-- GOAL --
Print the data exactly, leaving nothing out.
+ + + +
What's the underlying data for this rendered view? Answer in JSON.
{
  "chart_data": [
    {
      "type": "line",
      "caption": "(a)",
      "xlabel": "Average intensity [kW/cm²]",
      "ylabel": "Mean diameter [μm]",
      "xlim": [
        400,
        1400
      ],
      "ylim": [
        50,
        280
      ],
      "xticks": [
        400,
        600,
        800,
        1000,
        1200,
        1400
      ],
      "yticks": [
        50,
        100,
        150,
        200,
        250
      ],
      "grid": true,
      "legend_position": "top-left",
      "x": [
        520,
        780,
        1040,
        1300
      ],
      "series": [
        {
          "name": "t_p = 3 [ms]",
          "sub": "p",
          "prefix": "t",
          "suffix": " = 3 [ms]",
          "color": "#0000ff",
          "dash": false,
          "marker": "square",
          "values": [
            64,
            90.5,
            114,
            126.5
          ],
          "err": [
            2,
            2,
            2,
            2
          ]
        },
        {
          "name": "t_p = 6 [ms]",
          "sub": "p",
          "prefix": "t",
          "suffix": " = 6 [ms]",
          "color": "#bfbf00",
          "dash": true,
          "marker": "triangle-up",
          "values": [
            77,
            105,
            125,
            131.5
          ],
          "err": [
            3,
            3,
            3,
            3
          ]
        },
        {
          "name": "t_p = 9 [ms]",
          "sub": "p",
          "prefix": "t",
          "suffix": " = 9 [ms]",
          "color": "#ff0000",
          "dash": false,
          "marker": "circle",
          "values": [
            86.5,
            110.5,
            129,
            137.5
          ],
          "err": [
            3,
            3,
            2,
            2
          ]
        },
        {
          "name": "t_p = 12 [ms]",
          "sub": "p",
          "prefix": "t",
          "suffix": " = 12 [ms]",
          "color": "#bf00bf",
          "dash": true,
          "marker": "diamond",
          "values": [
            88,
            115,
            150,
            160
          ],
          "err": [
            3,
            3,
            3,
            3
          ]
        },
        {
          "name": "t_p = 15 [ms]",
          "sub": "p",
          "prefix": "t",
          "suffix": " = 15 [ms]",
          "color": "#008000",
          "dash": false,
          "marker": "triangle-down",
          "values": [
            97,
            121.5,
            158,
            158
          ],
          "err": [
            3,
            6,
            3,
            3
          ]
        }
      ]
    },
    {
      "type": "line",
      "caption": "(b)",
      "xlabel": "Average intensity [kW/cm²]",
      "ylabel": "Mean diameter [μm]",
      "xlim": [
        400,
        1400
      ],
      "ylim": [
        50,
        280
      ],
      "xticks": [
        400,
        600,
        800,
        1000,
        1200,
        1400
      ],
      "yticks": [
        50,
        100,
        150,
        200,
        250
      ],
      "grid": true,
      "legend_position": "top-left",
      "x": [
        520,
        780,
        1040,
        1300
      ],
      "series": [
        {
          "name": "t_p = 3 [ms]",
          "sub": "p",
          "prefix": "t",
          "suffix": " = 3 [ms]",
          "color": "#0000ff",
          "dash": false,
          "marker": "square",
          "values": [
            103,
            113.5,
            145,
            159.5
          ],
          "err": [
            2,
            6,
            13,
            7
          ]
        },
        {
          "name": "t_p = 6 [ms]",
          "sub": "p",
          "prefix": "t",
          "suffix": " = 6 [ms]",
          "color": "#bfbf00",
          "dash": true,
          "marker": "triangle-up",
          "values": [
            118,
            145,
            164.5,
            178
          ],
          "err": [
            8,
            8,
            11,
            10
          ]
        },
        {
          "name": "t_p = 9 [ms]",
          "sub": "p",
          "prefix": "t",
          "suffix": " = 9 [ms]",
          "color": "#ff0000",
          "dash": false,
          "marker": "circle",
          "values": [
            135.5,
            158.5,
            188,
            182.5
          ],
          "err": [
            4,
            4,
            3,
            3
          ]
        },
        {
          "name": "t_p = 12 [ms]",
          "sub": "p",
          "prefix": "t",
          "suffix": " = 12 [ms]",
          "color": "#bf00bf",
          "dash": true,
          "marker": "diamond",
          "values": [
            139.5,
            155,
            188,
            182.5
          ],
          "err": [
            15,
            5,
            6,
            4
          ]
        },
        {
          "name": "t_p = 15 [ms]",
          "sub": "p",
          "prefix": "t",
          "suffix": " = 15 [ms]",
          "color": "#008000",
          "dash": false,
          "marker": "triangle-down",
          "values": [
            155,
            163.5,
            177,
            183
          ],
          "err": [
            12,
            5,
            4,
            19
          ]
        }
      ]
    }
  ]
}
+ + + +
-- OUTPUT OF THE TASK --
What's the underlying data for this rendered view? Answer in JSON.
{
  "chart_data": [
    {
      "type": "line",
      "caption": "(a)",
      "xlabel": "Average intensity [kW/cm²]",
      "ylabel": "Mean diameter [μm]",
      "xlim": [
        400,
        1400
      ],
      "ylim": [
        50,
        280
      ],
      "xticks": [
        400,
        600,
        800,
        1000,
        1200,
        1400
      ],
      "yticks": [
        50,
        100,
        150,
        200,
        250
      ],
      "grid": true,
      "legend_position": "top-left",
      "x": [
        520,
        780,
        1040,
        1300
      ],
      "series": [
        {
          "name": "t_p = 3 [ms]",
          "sub": "p",
          "prefix": "t",
          "suffix": " = 3 [ms]",
          "color": "#0000ff",
          "dash": false,
          "marker": "square",
          "values": [
            64,
            90.5,
            114,
            126.5
          ],
          "err": [
            2,
            2,
            2,
            2
          ]
        },
        {
          "name": "t_p = 6 [ms]",
          "sub": "p",
          "prefix": "t",
          "suffix": " = 6 [ms]",
          "color": "#bfbf00",
          "dash": true,
          "marker": "triangle-up",
          "values": [
            77,
            105,
            125,
            131.5
          ],
          "err": [
            3,
            3,
            3,
            3
          ]
        },
        {
          "name": "t_p = 9 [ms]",
          "sub": "p",
          "prefix": "t",
          "suffix": " = 9 [ms]",
          "color": "#ff0000",
          "dash": false,
          "marker": "circle",
          "values": [
            86.5,
            110.5,
            129,
            137.5
          ],
          "err": [
            3,
            3,
            2,
            2
          ]
        },
        {
          "name": "t_p = 12 [ms]",
          "sub": "p",
          "prefix": "t",
          "suffix": " = 12 [ms]",
          "color": "#bf00bf",
          "dash": true,
          "marker": "diamond",
          "values": [
            88,
            115,
            150,
            160
          ],
          "err": [
            3,
            3,
            3,
            3
          ]
        },
        {
          "name": "t_p = 15 [ms]",
          "sub": "p",
          "prefix": "t",
          "suffix": " = 15 [ms]",
          "color": "#008000",
          "dash": false,
          "marker": "triangle-down",
          "values": [
            97,
            121.5,
            158,
            158
          ],
          "err": [
            3,
            6,
            3,
            3
          ]
        }
      ]
    },
    {
      "type": "line",
      "caption": "(b)",
      "xlabel": "Average intensity [kW/cm²]",
      "ylabel": "Mean diameter [μm]",
      "xlim": [
        400,
        1400
      ],
      "ylim": [
        50,
        280
      ],
      "xticks": [
        400,
        600,
        800,
        1000,
        1200,
        1400
      ],
      "yticks": [
        50,
        100,
        150,
        200,
        250
      ],
      "grid": true,
      "legend_position": "top-left",
      "x": [
        520,
        780,
        1040,
        1300
      ],
      "series": [
        {
          "name": "t_p = 3 [ms]",
          "sub": "p",
          "prefix": "t",
          "suffix": " = 3 [ms]",
          "color": "#0000ff",
          "dash": false,
          "marker": "square",
          "values": [
            103,
            113.5,
            145,
            159.5
          ],
          "err": [
            2,
            6,
            13,
            7
          ]
        },
        {
          "name": "t_p = 6 [ms]",
          "sub": "p",
          "prefix": "t",
          "suffix": " = 6 [ms]",
          "color": "#bfbf00",
          "dash": true,
          "marker": "triangle-up",
          "values": [
            118,
            145,
            164.5,
            178
          ],
          "err": [
            8,
            8,
            11,
            10
          ]
        },
        {
          "name": "t_p = 9 [ms]",
          "sub": "p",
          "prefix": "t",
          "suffix": " = 9 [ms]",
          "color": "#ff0000",
          "dash": false,
          "marker": "circle",
          "values": [
            135.5,
            158.5,
            188,
            182.5
          ],
          "err": [
            4,
            4,
            3,
            3
          ]
        },
        {
          "name": "t_p = 12 [ms]",
          "sub": "p",
          "prefix": "t",
          "suffix": " = 12 [ms]",
          "color": "#bf00bf",
          "dash": true,
          "marker": "diamond",
          "values": [
            139.5,
            155,
            188,
            182.5
          ],
          "err": [
            15,
            5,
            6,
            4
          ]
        },
        {
          "name": "t_p = 15 [ms]",
          "sub": "p",
          "prefix": "t",
          "suffix": " = 15 [ms]",
          "color": "#008000",
          "dash": false,
          "marker": "triangle-down",
          "values": [
            155,
            163.5,
            177,
            183
          ],
          "err": [
            12,
            5,
            4,
            19
          ]
        }
      ]
    }
  ]
}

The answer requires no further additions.